▶ **DOCUMENT TEXT**
▬▬▬

A soundtrack album, , was released by Sony Music Entertainment Japan on March 21, 1996. It includes remixes of the game's tracks, along with those from its sequel Epidemic which Matsumae also composed.

==Reception==

The reviews towards Kileak: The DNA Imperative was mixed. The Official UK PlayStation Magazine (OPM UK) criticized its gameplay as "uninspired" and "shallow", and complained that two consecutive levels were identical apart from differences in their "wallpaper, mood lighting, and layout". IGN similarly felt that the levels are "all very homogeneous" as they shared similar enemies and graphical detail. Tommy Glide of GamePro said the game controls well but relies on dull enemies who use cheap attacks. OPM UK also noted that the enemies are "suitably menacing".

The game also earned praise for its 3D graphics. Maximums review stated that "the graphics looked incredible", while Next Generation opined that it helped to strengthen the environment's realism. IGN remarked that the graphics are detailed, and the enemies are "realized in 3-D for that scary, in-your-face feel." GamePro praised the detailed environments, smooth scrolling, and full-motion video cutscenes. OPM UK also praised the game's cutscenes, especially its "awesome" introduction and ending. Conversely, GamePro criticized the game's ambient audio, calling it a "wimpy techno", while OPM UK derided it as "Brian Eno on valium".

The four reviewers of Electronic Gaming Monthly repeatedly compared Kileak to Robotica, a very similar Sega Saturn game released at almost the same time as Kileak, with varying opinions: Danyon Carpenter said that Kileak, though "a little boring", was "definitely the best one", while Al Manuel held Robotica to be clearly superior in strategic design, overall fun, and most especially control. Maximum also commented on the striking similarity between the two games, and judged Kileak to be "far superior to the Saturn title" but mediocre in absolute terms due to its dull and repetitive gameplay. GamePro added to the comparison Iron Angel of the Apocalypse: The Return, a 3DO game released a few months before, and said all three games are "too polite" due to their robot enemies which do not look remotely threatening.

In a retrospective review for AllGame, Shawn Sackenheim found the collection of enemies unoriginal. However, he applauded the cutscenes, writing that they tend to "jump in at major plot points and during transitional periods where the game needs to be loaded". Sackenheim was also impressed by game's ambient audio.

▬▬▬

[Document layout analysis data]
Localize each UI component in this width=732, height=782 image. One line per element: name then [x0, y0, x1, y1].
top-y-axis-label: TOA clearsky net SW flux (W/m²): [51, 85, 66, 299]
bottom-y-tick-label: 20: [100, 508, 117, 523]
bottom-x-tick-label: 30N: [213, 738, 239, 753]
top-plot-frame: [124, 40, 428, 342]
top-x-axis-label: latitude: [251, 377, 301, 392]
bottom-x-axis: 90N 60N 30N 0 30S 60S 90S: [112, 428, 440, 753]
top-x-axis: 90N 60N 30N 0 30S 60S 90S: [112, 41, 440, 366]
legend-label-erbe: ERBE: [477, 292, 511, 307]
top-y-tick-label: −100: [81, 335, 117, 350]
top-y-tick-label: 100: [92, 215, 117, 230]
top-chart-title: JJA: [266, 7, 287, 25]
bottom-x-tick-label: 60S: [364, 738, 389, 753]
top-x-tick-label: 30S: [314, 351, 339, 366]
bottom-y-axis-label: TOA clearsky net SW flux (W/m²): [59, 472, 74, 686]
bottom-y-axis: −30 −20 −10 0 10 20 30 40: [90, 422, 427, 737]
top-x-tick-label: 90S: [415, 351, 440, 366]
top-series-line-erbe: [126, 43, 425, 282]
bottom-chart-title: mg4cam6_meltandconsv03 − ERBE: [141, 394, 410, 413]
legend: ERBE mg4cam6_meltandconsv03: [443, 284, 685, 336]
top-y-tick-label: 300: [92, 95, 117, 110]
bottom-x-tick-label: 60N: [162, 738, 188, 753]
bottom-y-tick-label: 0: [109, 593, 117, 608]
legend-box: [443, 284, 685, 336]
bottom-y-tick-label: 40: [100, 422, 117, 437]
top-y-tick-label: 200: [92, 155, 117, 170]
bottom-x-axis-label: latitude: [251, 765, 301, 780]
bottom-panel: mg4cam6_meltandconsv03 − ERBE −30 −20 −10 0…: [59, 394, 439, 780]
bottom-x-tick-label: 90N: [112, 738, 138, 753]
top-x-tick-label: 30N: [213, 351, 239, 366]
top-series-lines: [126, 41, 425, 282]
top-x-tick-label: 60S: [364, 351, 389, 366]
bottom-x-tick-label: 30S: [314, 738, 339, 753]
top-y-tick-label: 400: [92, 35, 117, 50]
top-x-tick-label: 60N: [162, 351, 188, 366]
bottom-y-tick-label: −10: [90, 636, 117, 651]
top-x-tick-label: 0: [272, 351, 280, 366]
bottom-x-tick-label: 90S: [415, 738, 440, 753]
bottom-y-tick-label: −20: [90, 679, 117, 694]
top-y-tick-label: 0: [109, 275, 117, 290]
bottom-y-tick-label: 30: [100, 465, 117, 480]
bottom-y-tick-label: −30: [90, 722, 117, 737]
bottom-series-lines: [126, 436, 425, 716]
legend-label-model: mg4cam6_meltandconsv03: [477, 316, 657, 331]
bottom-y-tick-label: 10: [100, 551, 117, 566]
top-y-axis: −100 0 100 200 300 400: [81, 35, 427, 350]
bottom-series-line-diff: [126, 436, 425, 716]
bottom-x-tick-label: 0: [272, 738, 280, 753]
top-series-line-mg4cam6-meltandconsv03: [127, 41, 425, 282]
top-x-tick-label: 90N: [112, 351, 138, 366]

▬▬▬

▶ **TASK INSTRUCTIONS**
A: Summarize the passage on the reception of Kileak: The DNA Imperative in two sentences.
B: According to the passage on the reception of Kileak: The DNA Imperative, is each of the following statements correct? Answer yes or no for each, and quote the words of the passage that decide it. (i) IGN considered the game's levels to be very homogeneous. (ii) Al Manuel judged Kileak to be superior to Robotica. (iii) Shawn Sackenheim was impressed by the game's ambient audio.
The data were obtained from a separate source.

▶ **EXERCISE SOLUTIONS**
A: Reviews of Kileak: The DNA Imperative were mixed: critics faulted its shallow, repetitive gameplay and its similar levels and enemies, but praised its 3D graphics and cutscenes. Several reviewers compared it with Robotica, a very similar Sega Saturn game, and disagreed about which of the two was better.

B:
(i) Yes: "IGN similarly felt that the levels are "all very homogeneous""
(ii) No: "Al Manuel held Robotica to be clearly superior in strategic design, overall fun, and most especially control"
(iii) Yes: "Sackenheim was also impressed by game's ambient audio."